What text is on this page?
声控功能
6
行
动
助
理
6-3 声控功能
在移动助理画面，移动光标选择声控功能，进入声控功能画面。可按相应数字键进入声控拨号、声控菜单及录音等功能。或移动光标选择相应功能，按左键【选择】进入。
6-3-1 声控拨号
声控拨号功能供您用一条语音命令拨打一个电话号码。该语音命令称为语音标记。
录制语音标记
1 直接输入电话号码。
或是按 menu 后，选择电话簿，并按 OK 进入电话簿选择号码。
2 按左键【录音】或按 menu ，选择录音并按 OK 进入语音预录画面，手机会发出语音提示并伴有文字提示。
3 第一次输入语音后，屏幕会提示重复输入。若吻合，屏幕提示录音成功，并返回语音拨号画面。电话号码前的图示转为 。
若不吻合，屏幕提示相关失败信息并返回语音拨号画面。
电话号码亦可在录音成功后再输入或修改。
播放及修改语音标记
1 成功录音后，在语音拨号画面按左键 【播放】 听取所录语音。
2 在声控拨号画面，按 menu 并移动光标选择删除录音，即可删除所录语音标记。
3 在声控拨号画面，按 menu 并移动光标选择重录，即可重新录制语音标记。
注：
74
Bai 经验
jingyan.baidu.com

= = =

> [Instructions for the task]: Recopy all the lines exactly as they appear.

> [Finished task]:
What text is on this page?
声控功能
6
行
动
助
理
6-3 声控功能
在移动助理画面，移动光标选择声控功能，进入声控功能画面。可按相应数字键进入声控拨号、声控菜单及录音等功能。或移动光标选择相应功能，按左键【选择】进入。
6-3-1 声控拨号
声控拨号功能供您用一条语音命令拨打一个电话号码。该语音命令称为语音标记。
录制语音标记
1 直接输入电话号码。
或是按 menu 后，选择电话簿，并按 OK 进入电话簿选择号码。
2 按左键【录音】或按 menu ，选择录音并按 OK 进入语音预录画面，手机会发出语音提示并伴有文字提示。
3 第一次输入语音后，屏幕会提示重复输入。若吻合，屏幕提示录音成功，并返回语音拨号画面。电话号码前的图示转为 。
若不吻合，屏幕提示相关失败信息并返回语音拨号画面。
电话号码亦可在录音成功后再输入或修改。
播放及修改语音标记
1 成功录音后，在语音拨号画面按左键 【播放】 听取所录语音。
2 在声控拨号画面，按 menu 并移动光标选择删除录音，即可删除所录语音标记。
3 在声控拨号画面，按 menu 并移动光标选择重录，即可重新录制语音标记。
注：
74
Bai 经验
jingyan.baidu.com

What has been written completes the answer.